→ Exercise brief:
Gather, from the listing beneath this task, every line holding the string "Rate".

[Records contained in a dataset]
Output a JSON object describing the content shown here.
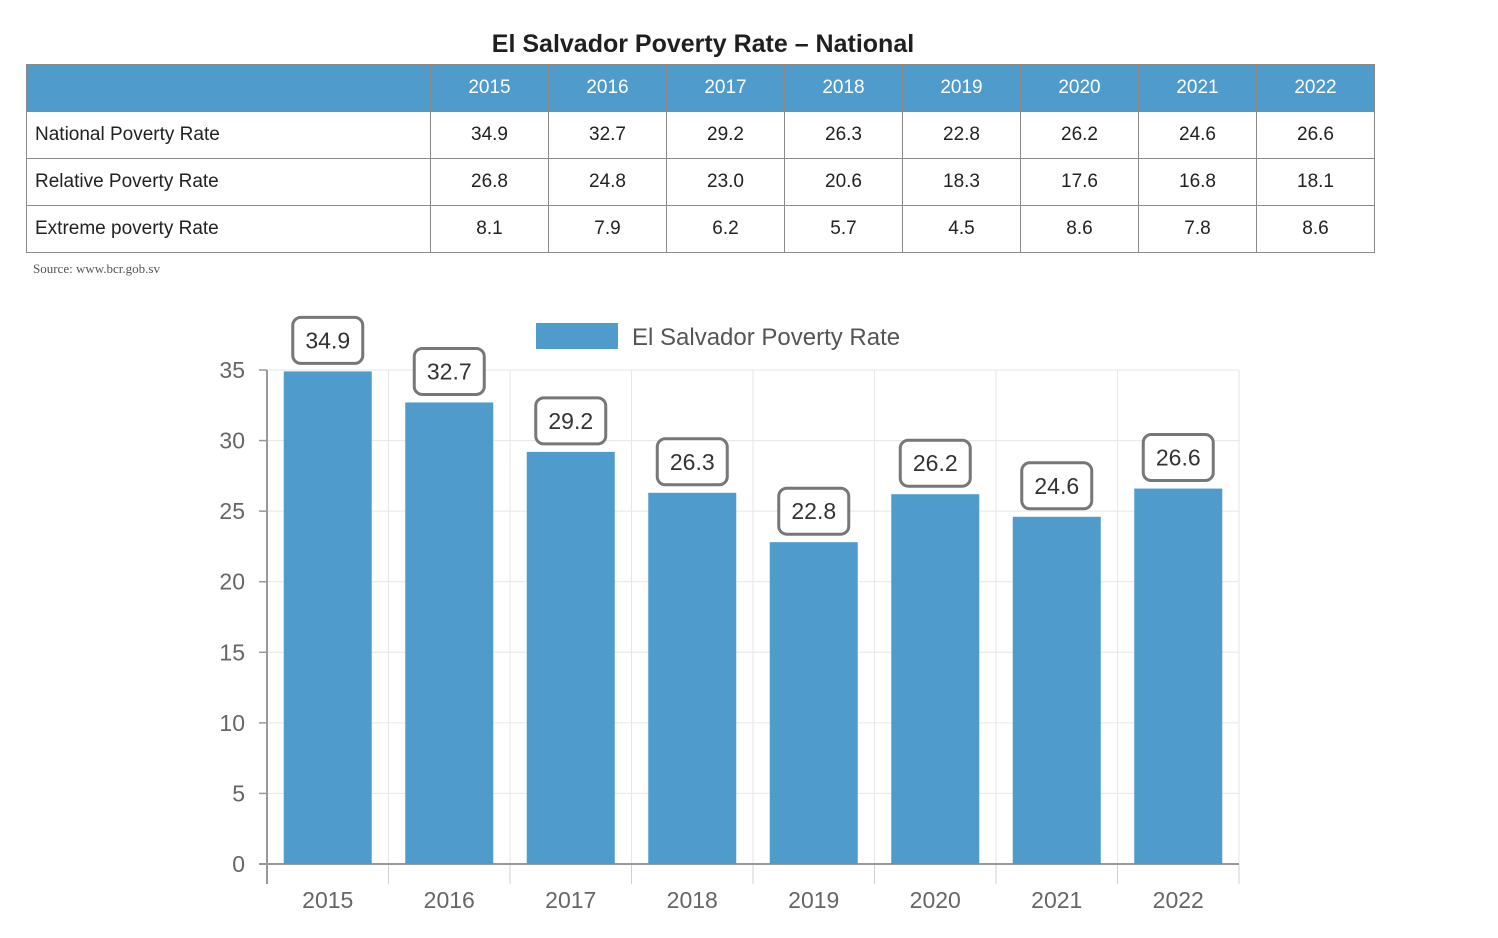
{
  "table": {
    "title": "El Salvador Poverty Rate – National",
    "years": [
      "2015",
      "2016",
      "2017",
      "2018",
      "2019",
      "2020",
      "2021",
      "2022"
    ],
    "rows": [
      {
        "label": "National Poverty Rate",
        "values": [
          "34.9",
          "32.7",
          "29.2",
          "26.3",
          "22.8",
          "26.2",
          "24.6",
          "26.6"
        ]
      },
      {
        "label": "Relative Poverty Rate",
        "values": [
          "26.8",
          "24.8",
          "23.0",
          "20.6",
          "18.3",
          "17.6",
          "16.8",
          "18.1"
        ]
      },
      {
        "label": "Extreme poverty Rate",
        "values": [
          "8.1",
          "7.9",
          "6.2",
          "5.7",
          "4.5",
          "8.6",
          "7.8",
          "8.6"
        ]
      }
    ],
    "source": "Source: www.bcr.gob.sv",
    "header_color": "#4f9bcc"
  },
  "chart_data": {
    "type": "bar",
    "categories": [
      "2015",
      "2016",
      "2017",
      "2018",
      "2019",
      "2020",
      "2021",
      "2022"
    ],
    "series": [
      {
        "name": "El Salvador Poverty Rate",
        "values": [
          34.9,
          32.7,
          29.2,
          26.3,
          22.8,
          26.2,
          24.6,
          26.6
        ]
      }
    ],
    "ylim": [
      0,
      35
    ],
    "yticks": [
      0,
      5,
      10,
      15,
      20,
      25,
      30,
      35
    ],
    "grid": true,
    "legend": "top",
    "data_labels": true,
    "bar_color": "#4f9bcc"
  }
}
--
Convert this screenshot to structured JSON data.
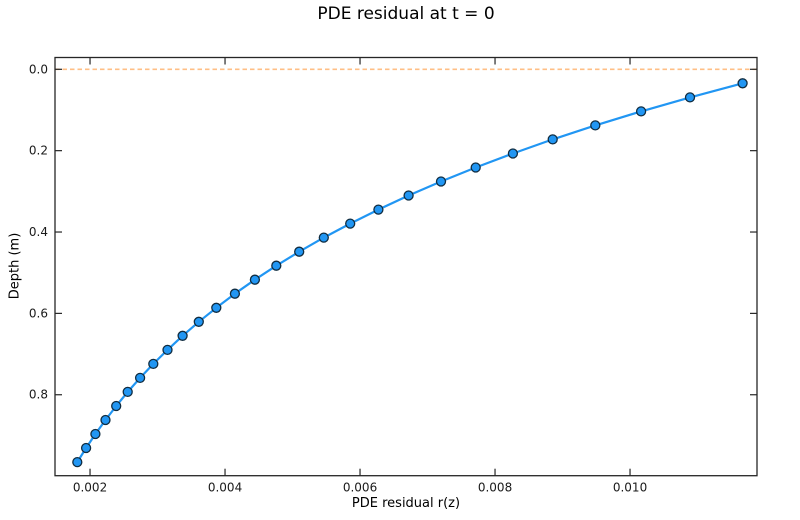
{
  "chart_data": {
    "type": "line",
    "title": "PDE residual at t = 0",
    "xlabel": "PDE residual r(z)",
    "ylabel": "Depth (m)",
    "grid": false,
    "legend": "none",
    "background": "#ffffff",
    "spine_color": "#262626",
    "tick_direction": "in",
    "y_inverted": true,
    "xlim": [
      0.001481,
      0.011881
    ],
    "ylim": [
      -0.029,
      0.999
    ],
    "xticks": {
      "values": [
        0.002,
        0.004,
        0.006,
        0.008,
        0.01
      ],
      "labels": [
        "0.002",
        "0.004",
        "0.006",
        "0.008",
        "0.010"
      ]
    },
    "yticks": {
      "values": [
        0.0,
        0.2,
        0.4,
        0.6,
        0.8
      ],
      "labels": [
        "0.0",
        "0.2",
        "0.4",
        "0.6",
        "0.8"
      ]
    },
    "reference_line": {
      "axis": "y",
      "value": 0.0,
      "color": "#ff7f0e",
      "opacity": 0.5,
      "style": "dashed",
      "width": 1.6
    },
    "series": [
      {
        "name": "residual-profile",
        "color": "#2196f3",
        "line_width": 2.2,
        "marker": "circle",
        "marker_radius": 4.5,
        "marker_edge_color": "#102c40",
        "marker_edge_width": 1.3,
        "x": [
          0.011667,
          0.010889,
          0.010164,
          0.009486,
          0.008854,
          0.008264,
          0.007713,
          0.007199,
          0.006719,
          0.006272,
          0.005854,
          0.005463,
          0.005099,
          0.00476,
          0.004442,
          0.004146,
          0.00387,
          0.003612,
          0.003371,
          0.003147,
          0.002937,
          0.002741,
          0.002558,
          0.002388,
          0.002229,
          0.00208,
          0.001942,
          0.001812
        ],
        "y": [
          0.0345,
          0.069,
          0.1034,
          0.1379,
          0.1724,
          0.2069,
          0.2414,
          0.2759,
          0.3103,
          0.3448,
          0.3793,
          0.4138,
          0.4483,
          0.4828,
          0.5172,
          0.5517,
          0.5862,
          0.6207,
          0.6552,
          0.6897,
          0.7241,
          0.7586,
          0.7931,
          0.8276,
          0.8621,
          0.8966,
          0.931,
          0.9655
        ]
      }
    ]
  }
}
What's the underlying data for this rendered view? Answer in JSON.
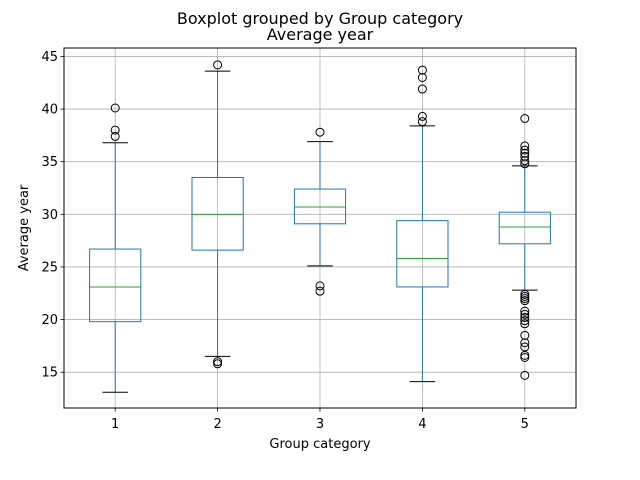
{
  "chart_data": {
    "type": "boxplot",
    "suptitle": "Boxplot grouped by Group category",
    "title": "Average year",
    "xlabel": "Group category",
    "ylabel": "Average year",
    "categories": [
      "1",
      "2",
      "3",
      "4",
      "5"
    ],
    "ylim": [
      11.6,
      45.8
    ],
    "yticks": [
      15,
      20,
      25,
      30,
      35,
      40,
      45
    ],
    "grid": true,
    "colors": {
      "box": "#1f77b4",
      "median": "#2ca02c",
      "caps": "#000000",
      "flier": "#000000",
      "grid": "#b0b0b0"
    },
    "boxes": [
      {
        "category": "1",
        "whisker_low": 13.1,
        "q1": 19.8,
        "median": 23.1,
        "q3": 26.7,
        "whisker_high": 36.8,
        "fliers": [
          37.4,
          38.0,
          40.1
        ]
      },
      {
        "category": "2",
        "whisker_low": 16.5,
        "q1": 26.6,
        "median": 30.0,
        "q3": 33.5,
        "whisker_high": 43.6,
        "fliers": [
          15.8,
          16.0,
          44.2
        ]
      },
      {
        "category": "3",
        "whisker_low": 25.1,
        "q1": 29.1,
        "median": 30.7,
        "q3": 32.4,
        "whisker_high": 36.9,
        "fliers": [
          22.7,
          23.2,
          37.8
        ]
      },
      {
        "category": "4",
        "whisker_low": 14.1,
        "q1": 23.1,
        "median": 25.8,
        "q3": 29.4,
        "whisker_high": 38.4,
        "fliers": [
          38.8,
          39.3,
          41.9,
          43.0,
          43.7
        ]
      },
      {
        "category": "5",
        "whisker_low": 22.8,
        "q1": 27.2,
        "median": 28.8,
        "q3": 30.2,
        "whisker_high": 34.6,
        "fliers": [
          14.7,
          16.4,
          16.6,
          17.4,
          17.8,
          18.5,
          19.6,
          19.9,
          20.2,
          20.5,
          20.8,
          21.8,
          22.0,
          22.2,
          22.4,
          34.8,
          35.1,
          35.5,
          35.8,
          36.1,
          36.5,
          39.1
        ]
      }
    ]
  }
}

→ Finished exercise:
    "title": "El Salvador Poverty Rate – National",
        "label": "National Poverty Rate",
        "label": "Relative Poverty Rate",
        "label": "Extreme poverty Rate",
        "name": "El Salvador Poverty Rate",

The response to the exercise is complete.